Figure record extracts
/---
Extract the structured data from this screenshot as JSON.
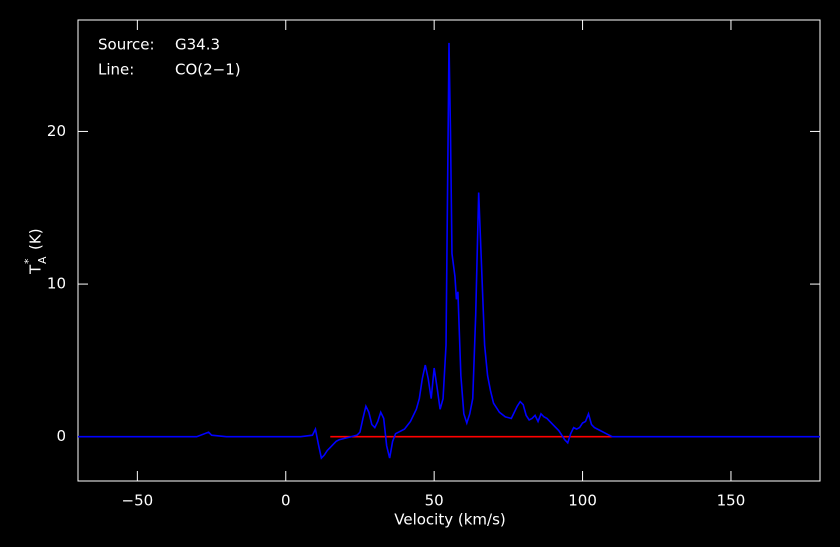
{
  "chart_data": {
    "type": "line",
    "annotations": [
      {
        "label": "Source:",
        "text": "G34.3"
      },
      {
        "label": "Line:",
        "text": "CO(2−1)"
      }
    ],
    "xlabel": "Velocity (km/s)",
    "ylabel": {
      "base": "T",
      "sup": "*",
      "sub": "A",
      "unit": "(K)"
    },
    "xlim": [
      -70,
      180
    ],
    "ylim": [
      -2.9,
      27.3
    ],
    "xticks": [
      {
        "value": -50,
        "label": "−50"
      },
      0,
      50,
      100,
      150
    ],
    "yticks": [
      0,
      10,
      20
    ],
    "x": [
      -70,
      -60,
      -50,
      -40,
      -30,
      -26,
      -25,
      -20,
      -10,
      0,
      5,
      9,
      10,
      11,
      12,
      13,
      14,
      15,
      16,
      17,
      18,
      20,
      22,
      24,
      25,
      26,
      27,
      28,
      29,
      30,
      31,
      32,
      33,
      34,
      35,
      36,
      37,
      38,
      40,
      42,
      44,
      45,
      46,
      47,
      48,
      49,
      50,
      51,
      52,
      53,
      54,
      55,
      55.5,
      56,
      57,
      57.5,
      58,
      59,
      60,
      61,
      62,
      63,
      64,
      65,
      66,
      67,
      68,
      69,
      70,
      72,
      74,
      76,
      78,
      79,
      80,
      81,
      82,
      83,
      84,
      85,
      86,
      87,
      88,
      90,
      92,
      93,
      94,
      95,
      96,
      97,
      98,
      99,
      100,
      101,
      102,
      103,
      104,
      106,
      108,
      110,
      120,
      130,
      140,
      150,
      160,
      170,
      180
    ],
    "series": [
      {
        "color": "#0000ff",
        "values": [
          0,
          0,
          0,
          0,
          0,
          0.3,
          0.1,
          0,
          0,
          0,
          0,
          0.1,
          0.5,
          -0.5,
          -1.4,
          -1.2,
          -0.9,
          -0.7,
          -0.5,
          -0.3,
          -0.2,
          -0.1,
          0,
          0.1,
          0.3,
          1.2,
          2.0,
          1.6,
          0.8,
          0.6,
          1.0,
          1.6,
          1.2,
          -0.6,
          -1.4,
          -0.3,
          0.2,
          0.3,
          0.5,
          1.0,
          1.8,
          2.5,
          3.8,
          4.7,
          3.8,
          2.5,
          4.5,
          3.2,
          1.8,
          2.5,
          6,
          25.8,
          20,
          12,
          10.5,
          9,
          9.5,
          4,
          1.5,
          0.9,
          1.5,
          2.5,
          8,
          16,
          11,
          6,
          4,
          3,
          2.2,
          1.6,
          1.3,
          1.2,
          2.0,
          2.3,
          2.1,
          1.4,
          1.1,
          1.2,
          1.4,
          1.0,
          1.5,
          1.3,
          1.2,
          0.8,
          0.4,
          0.1,
          -0.2,
          -0.4,
          0.2,
          0.6,
          0.5,
          0.6,
          0.9,
          1.0,
          1.5,
          0.8,
          0.6,
          0.4,
          0.2,
          0,
          0,
          0,
          0,
          0,
          0,
          0,
          0
        ]
      },
      {
        "color": "#ff0000",
        "x": [
          15,
          110
        ],
        "values": [
          0,
          0
        ]
      }
    ]
  }
}
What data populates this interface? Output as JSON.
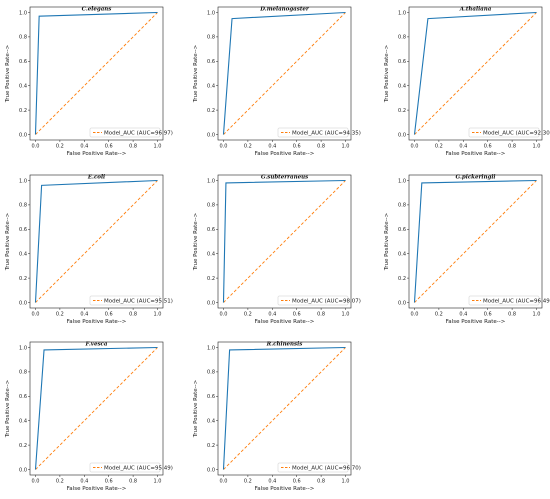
{
  "colors": {
    "roc": "#1f77b4",
    "diagonal": "#ff7f0e",
    "frame": "#222222"
  },
  "chart_data": [
    {
      "type": "line",
      "title": "C.elegans",
      "xlabel": "False Positive Rate-->",
      "ylabel": "True Positive Rate-->",
      "xlim": [
        0.0,
        1.0
      ],
      "ylim": [
        0.0,
        1.0
      ],
      "x_ticks": [
        "0.0",
        "0.2",
        "0.4",
        "0.6",
        "0.8",
        "1.0"
      ],
      "y_ticks": [
        "0.0",
        "0.2",
        "0.4",
        "0.6",
        "0.8",
        "1.0"
      ],
      "legend": "Model_AUC (AUC=96.97)",
      "legend_position": "lower right",
      "series": [
        {
          "x": [
            0.0,
            0.03,
            1.0
          ],
          "y": [
            0.0,
            0.97,
            1.0
          ]
        },
        {
          "x": [
            0.0,
            1.0
          ],
          "y": [
            0.0,
            1.0
          ]
        }
      ]
    },
    {
      "type": "line",
      "title": "D.melanogaster",
      "xlabel": "False Positive Rate-->",
      "ylabel": "True Positive Rate-->",
      "xlim": [
        0.0,
        1.0
      ],
      "ylim": [
        0.0,
        1.0
      ],
      "x_ticks": [
        "0.0",
        "0.2",
        "0.4",
        "0.6",
        "0.8",
        "1.0"
      ],
      "y_ticks": [
        "0.0",
        "0.2",
        "0.4",
        "0.6",
        "0.8",
        "1.0"
      ],
      "legend": "Model_AUC (AUC=94.35)",
      "legend_position": "lower right",
      "series": [
        {
          "x": [
            0.0,
            0.07,
            1.0
          ],
          "y": [
            0.0,
            0.95,
            1.0
          ]
        },
        {
          "x": [
            0.0,
            1.0
          ],
          "y": [
            0.0,
            1.0
          ]
        }
      ]
    },
    {
      "type": "line",
      "title": "A.thaliana",
      "xlabel": "False Positive Rate-->",
      "ylabel": "True Positive Rate-->",
      "xlim": [
        0.0,
        1.0
      ],
      "ylim": [
        0.0,
        1.0
      ],
      "x_ticks": [
        "0.0",
        "0.2",
        "0.4",
        "0.6",
        "0.8",
        "1.0"
      ],
      "y_ticks": [
        "0.0",
        "0.2",
        "0.4",
        "0.6",
        "0.8",
        "1.0"
      ],
      "legend": "Model_AUC (AUC=92.30)",
      "legend_position": "lower right",
      "series": [
        {
          "x": [
            0.0,
            0.11,
            1.0
          ],
          "y": [
            0.0,
            0.95,
            1.0
          ]
        },
        {
          "x": [
            0.0,
            1.0
          ],
          "y": [
            0.0,
            1.0
          ]
        }
      ]
    },
    {
      "type": "line",
      "title": "E.coli",
      "xlabel": "False Positive Rate-->",
      "ylabel": "True Positive Rate-->",
      "xlim": [
        0.0,
        1.0
      ],
      "ylim": [
        0.0,
        1.0
      ],
      "x_ticks": [
        "0.0",
        "0.2",
        "0.4",
        "0.6",
        "0.8",
        "1.0"
      ],
      "y_ticks": [
        "0.0",
        "0.2",
        "0.4",
        "0.6",
        "0.8",
        "1.0"
      ],
      "legend": "Model_AUC (AUC=95.51)",
      "legend_position": "lower right",
      "series": [
        {
          "x": [
            0.0,
            0.05,
            1.0
          ],
          "y": [
            0.0,
            0.96,
            1.0
          ]
        },
        {
          "x": [
            0.0,
            1.0
          ],
          "y": [
            0.0,
            1.0
          ]
        }
      ]
    },
    {
      "type": "line",
      "title": "G.subterraneus",
      "xlabel": "False Positive Rate-->",
      "ylabel": "True Positive Rate-->",
      "xlim": [
        0.0,
        1.0
      ],
      "ylim": [
        0.0,
        1.0
      ],
      "x_ticks": [
        "0.0",
        "0.2",
        "0.4",
        "0.6",
        "0.8",
        "1.0"
      ],
      "y_ticks": [
        "0.0",
        "0.2",
        "0.4",
        "0.6",
        "0.8",
        "1.0"
      ],
      "legend": "Model_AUC (AUC=98.07)",
      "legend_position": "lower right",
      "series": [
        {
          "x": [
            0.0,
            0.02,
            1.0
          ],
          "y": [
            0.0,
            0.98,
            1.0
          ]
        },
        {
          "x": [
            0.0,
            1.0
          ],
          "y": [
            0.0,
            1.0
          ]
        }
      ]
    },
    {
      "type": "line",
      "title": "G.pickeringii",
      "xlabel": "False Positive Rate-->",
      "ylabel": "True Positive Rate-->",
      "xlim": [
        0.0,
        1.0
      ],
      "ylim": [
        0.0,
        1.0
      ],
      "x_ticks": [
        "0.0",
        "0.2",
        "0.4",
        "0.6",
        "0.8",
        "1.0"
      ],
      "y_ticks": [
        "0.0",
        "0.2",
        "0.4",
        "0.6",
        "0.8",
        "1.0"
      ],
      "legend": "Model_AUC (AUC=96.49)",
      "legend_position": "lower right",
      "series": [
        {
          "x": [
            0.0,
            0.06,
            1.0
          ],
          "y": [
            0.0,
            0.98,
            1.0
          ]
        },
        {
          "x": [
            0.0,
            1.0
          ],
          "y": [
            0.0,
            1.0
          ]
        }
      ]
    },
    {
      "type": "line",
      "title": "F.vesca",
      "xlabel": "False Positive Rate-->",
      "ylabel": "True Positive Rate-->",
      "xlim": [
        0.0,
        1.0
      ],
      "ylim": [
        0.0,
        1.0
      ],
      "x_ticks": [
        "0.0",
        "0.2",
        "0.4",
        "0.6",
        "0.8",
        "1.0"
      ],
      "y_ticks": [
        "0.0",
        "0.2",
        "0.4",
        "0.6",
        "0.8",
        "1.0"
      ],
      "legend": "Model_AUC (AUC=95.49)",
      "legend_position": "lower right",
      "series": [
        {
          "x": [
            0.0,
            0.07,
            1.0
          ],
          "y": [
            0.0,
            0.98,
            1.0
          ]
        },
        {
          "x": [
            0.0,
            1.0
          ],
          "y": [
            0.0,
            1.0
          ]
        }
      ]
    },
    {
      "type": "line",
      "title": "R.chinensis",
      "xlabel": "False Positive Rate-->",
      "ylabel": "True Positive Rate-->",
      "xlim": [
        0.0,
        1.0
      ],
      "ylim": [
        0.0,
        1.0
      ],
      "x_ticks": [
        "0.0",
        "0.2",
        "0.4",
        "0.6",
        "0.8",
        "1.0"
      ],
      "y_ticks": [
        "0.0",
        "0.2",
        "0.4",
        "0.6",
        "0.8",
        "1.0"
      ],
      "legend": "Model_AUC (AUC=96.70)",
      "legend_position": "lower right",
      "series": [
        {
          "x": [
            0.0,
            0.05,
            1.0
          ],
          "y": [
            0.0,
            0.98,
            1.0
          ]
        },
        {
          "x": [
            0.0,
            1.0
          ],
          "y": [
            0.0,
            1.0
          ]
        }
      ]
    }
  ]
}
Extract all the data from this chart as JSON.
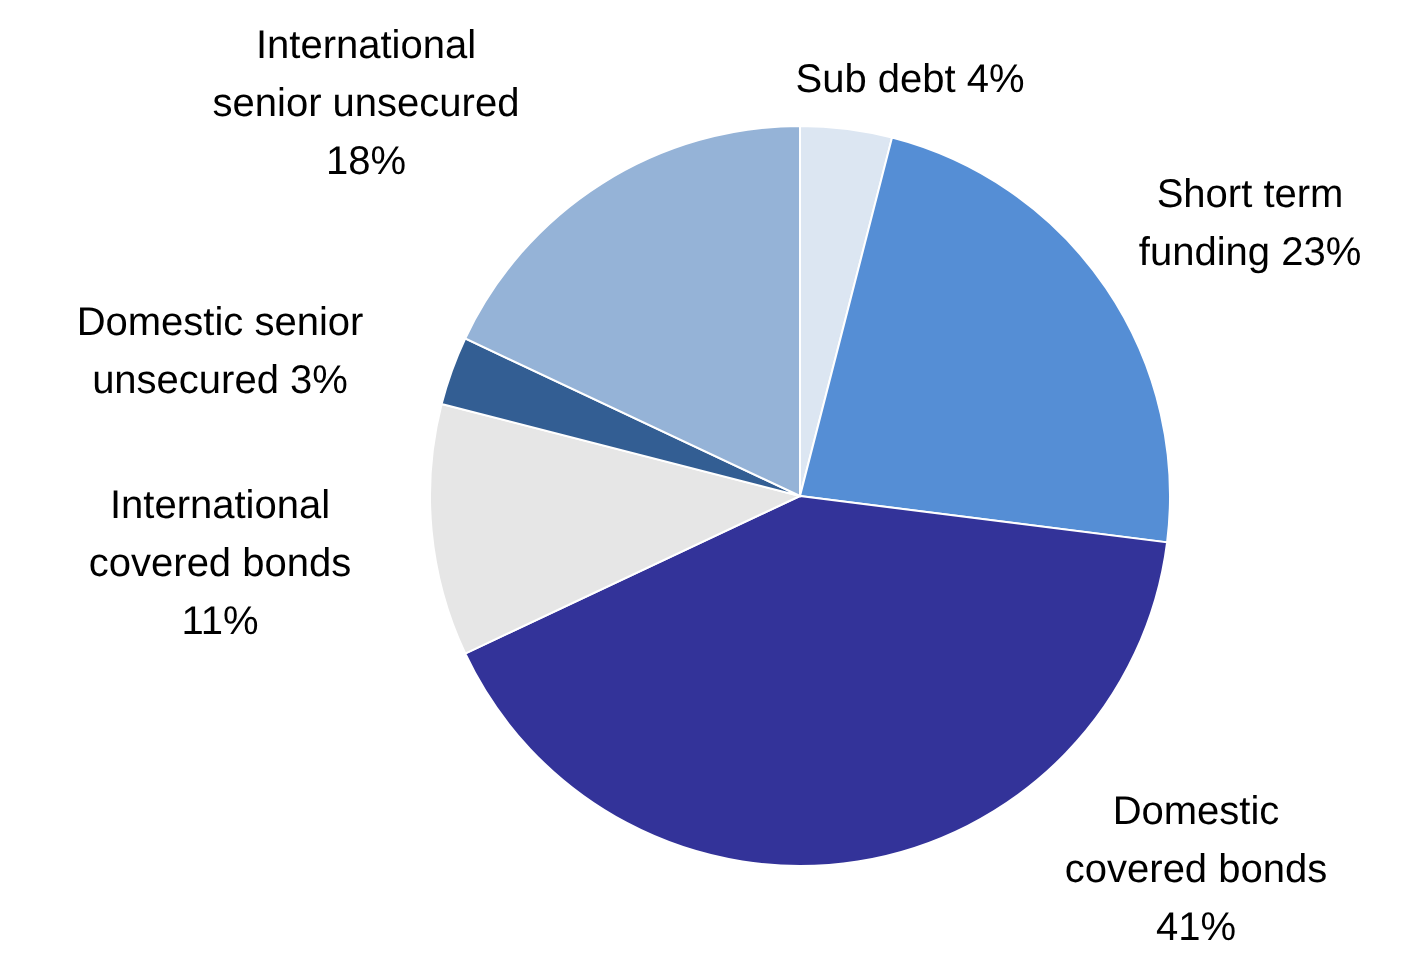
\---
## Task objective
Reply with one number only, the count of lines above that hold the string "this".

## Final result
3